(WHAT IS BEING ASKED)
Copy out the material word for word, from its first line through the line containing "page-body xyxy=(79,66,622,881)", with both of those lines included.

%%

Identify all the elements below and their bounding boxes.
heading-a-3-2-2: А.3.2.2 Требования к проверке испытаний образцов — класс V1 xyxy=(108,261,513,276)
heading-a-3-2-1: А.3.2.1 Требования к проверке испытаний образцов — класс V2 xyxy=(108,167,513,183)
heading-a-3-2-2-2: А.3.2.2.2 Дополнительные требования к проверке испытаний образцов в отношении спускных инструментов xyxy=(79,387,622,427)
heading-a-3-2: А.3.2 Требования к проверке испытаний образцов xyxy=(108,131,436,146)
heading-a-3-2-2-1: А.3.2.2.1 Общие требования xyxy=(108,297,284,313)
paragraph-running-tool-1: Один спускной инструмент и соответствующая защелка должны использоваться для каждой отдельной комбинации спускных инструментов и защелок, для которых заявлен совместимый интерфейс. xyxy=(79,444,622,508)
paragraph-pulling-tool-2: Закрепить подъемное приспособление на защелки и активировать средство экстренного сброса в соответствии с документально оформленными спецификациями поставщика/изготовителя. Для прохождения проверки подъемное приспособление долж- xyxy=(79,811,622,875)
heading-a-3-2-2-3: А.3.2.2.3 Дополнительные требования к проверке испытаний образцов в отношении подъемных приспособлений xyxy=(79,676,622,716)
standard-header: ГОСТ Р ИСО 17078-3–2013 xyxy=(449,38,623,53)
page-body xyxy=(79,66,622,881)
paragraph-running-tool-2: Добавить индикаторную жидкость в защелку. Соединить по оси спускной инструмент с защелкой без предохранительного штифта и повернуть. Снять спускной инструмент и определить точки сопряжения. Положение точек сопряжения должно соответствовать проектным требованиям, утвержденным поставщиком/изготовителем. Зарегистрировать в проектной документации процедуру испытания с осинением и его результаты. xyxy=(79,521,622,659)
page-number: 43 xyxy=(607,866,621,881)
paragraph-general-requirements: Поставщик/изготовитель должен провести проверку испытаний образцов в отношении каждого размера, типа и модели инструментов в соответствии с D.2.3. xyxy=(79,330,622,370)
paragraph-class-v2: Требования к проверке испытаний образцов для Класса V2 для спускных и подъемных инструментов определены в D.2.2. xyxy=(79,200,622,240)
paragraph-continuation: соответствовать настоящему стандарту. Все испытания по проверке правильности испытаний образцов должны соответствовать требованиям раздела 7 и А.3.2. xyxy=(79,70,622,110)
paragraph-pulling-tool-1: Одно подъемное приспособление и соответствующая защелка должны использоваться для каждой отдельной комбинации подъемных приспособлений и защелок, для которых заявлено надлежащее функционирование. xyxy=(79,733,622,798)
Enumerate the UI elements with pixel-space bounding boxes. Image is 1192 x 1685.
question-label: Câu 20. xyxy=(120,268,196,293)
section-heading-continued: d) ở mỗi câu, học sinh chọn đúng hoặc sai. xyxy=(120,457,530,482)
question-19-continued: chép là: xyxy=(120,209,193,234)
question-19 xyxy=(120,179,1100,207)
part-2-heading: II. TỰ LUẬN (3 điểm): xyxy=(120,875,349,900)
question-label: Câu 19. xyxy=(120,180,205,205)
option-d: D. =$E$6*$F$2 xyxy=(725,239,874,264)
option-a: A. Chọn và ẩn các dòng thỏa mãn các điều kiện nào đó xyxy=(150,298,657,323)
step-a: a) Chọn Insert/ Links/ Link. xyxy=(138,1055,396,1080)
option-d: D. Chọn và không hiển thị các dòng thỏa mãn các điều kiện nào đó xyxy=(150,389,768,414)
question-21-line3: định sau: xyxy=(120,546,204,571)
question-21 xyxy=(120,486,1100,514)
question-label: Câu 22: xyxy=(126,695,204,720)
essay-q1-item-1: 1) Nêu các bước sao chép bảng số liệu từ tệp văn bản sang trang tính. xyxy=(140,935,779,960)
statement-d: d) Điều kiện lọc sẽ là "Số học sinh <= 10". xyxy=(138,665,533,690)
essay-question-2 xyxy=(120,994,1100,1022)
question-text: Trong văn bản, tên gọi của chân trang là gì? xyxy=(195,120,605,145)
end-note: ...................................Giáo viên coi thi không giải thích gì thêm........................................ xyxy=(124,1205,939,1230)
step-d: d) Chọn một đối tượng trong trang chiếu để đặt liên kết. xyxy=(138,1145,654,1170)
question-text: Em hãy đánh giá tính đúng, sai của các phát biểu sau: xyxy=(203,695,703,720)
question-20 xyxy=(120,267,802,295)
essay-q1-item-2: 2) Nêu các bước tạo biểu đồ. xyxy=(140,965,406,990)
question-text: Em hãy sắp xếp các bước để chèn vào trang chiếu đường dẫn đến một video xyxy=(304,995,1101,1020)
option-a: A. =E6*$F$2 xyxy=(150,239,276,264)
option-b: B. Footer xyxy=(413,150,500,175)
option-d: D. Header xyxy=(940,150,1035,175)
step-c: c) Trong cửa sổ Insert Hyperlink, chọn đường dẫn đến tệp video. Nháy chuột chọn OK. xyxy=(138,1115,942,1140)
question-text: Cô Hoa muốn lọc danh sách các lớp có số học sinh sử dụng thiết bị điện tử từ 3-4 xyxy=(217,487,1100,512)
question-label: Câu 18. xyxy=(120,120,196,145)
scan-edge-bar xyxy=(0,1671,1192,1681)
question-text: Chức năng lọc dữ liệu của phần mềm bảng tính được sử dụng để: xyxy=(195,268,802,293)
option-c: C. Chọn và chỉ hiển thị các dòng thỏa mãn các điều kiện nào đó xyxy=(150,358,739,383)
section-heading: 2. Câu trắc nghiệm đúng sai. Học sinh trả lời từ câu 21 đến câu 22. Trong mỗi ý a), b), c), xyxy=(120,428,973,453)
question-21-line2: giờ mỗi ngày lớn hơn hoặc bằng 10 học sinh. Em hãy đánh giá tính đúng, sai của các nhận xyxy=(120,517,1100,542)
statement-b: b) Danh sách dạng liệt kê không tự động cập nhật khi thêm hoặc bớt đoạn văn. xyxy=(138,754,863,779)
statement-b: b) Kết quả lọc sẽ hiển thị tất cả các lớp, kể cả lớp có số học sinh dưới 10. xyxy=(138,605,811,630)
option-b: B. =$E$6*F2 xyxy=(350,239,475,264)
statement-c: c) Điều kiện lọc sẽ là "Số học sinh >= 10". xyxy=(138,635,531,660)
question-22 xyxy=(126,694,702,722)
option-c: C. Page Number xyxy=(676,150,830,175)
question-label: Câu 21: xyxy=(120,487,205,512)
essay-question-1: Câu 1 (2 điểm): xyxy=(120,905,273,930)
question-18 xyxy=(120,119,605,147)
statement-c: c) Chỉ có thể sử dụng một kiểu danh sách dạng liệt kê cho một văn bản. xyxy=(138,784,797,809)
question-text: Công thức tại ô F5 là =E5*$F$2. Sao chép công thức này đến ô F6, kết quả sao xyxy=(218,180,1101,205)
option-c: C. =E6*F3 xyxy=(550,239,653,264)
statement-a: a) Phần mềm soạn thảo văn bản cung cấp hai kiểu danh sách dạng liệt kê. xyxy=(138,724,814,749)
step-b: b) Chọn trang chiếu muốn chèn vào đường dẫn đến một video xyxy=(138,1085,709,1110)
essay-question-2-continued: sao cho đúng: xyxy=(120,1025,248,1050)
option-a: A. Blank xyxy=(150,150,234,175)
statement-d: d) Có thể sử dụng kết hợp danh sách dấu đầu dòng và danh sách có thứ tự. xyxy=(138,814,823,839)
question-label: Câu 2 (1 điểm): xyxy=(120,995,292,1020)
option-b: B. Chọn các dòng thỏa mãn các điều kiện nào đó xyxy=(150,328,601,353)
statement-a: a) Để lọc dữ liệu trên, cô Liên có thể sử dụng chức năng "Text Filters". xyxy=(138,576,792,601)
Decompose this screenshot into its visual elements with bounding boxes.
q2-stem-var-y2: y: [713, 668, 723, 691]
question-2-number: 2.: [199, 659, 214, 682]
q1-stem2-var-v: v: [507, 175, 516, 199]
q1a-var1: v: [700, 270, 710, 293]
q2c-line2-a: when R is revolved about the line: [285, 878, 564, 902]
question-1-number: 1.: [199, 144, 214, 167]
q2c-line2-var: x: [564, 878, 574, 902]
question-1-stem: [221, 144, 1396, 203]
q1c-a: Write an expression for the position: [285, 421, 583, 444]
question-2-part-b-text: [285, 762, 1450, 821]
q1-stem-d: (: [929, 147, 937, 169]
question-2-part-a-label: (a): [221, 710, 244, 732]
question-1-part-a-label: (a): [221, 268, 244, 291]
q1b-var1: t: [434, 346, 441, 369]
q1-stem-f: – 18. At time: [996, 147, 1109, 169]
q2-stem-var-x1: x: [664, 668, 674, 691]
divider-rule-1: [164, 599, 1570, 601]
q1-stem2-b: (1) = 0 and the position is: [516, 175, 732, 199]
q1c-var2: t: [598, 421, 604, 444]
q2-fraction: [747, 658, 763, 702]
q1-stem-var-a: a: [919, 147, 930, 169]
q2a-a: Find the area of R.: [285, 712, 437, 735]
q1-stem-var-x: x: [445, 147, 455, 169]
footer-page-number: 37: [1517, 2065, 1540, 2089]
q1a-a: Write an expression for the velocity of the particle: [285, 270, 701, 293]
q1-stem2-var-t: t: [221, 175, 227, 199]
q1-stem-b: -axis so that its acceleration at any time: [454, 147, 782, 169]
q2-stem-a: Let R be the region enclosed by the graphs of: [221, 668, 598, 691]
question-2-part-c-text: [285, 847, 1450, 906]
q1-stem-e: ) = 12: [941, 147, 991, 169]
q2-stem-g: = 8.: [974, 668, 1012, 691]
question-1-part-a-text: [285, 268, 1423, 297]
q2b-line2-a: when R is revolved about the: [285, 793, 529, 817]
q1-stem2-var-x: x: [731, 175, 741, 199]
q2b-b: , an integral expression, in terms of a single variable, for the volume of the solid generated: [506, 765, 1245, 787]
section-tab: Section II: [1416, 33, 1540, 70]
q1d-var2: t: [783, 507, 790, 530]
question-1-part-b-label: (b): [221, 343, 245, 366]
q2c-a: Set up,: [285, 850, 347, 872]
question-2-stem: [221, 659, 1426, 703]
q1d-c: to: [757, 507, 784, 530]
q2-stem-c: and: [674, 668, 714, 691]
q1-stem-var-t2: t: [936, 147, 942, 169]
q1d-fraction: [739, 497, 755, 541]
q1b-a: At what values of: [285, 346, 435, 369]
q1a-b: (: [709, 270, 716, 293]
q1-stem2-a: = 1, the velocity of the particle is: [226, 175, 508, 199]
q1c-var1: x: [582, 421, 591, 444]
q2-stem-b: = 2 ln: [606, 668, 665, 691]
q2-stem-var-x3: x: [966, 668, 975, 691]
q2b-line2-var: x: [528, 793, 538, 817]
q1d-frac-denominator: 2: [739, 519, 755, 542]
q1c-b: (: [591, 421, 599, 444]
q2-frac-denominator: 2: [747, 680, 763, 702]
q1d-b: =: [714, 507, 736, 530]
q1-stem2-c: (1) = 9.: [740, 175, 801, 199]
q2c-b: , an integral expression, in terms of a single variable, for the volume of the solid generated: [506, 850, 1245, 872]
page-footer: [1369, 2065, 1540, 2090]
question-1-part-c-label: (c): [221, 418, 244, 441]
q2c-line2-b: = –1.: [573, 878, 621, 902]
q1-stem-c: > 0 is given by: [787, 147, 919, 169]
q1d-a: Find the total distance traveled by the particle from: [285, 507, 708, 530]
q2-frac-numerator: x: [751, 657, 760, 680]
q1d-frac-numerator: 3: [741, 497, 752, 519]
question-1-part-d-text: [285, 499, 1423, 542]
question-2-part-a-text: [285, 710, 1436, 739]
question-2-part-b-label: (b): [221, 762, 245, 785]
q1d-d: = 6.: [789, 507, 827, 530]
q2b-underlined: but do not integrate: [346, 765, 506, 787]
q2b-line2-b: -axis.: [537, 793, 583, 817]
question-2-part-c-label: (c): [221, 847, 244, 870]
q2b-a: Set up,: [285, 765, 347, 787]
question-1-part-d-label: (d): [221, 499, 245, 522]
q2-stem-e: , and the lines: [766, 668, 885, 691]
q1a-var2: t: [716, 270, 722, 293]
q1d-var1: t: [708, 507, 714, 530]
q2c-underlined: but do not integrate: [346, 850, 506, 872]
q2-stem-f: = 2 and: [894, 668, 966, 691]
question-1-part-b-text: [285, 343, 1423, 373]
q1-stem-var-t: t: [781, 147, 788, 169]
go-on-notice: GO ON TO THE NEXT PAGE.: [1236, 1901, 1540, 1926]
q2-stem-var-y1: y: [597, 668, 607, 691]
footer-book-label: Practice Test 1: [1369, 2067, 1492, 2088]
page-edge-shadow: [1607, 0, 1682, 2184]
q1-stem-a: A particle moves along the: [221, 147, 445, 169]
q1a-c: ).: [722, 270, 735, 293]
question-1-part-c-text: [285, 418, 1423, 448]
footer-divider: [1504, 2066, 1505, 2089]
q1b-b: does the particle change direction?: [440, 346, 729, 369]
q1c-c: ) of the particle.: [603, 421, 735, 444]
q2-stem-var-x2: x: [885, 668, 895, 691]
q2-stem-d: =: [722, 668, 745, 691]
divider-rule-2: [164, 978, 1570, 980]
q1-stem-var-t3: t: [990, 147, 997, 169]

%%

(TASK SOLUTION)
Identify all the elements below and their bounding boxes.
heading-a-3-2-2: А.3.2.2 Требования к проверке испытаний образцов — класс V1 xyxy=(108,261,513,276)
heading-a-3-2-1: А.3.2.1 Требования к проверке испытаний образцов — класс V2 xyxy=(108,167,513,183)
heading-a-3-2-2-2: А.3.2.2.2 Дополнительные требования к проверке испытаний образцов в отношении спускных инструментов xyxy=(79,387,622,427)
heading-a-3-2: А.3.2 Требования к проверке испытаний образцов xyxy=(108,131,436,146)
heading-a-3-2-2-1: А.3.2.2.1 Общие требования xyxy=(108,297,284,313)
paragraph-running-tool-1: Один спускной инструмент и соответствующая защелка должны использоваться для каждой отдельной комбинации спускных инструментов и защелок, для которых заявлен совместимый интерфейс. xyxy=(79,444,622,508)
paragraph-pulling-tool-2: Закрепить подъемное приспособление на защелки и активировать средство экстренного сброса в соответствии с документально оформленными спецификациями поставщика/изготовителя. Для прохождения проверки подъемное приспособление долж- xyxy=(79,811,622,875)
heading-a-3-2-2-3: А.3.2.2.3 Дополнительные требования к проверке испытаний образцов в отношении подъемных приспособлений xyxy=(79,676,622,716)
standard-header: ГОСТ Р ИСО 17078-3–2013 xyxy=(449,38,623,53)
page-body xyxy=(79,66,622,881)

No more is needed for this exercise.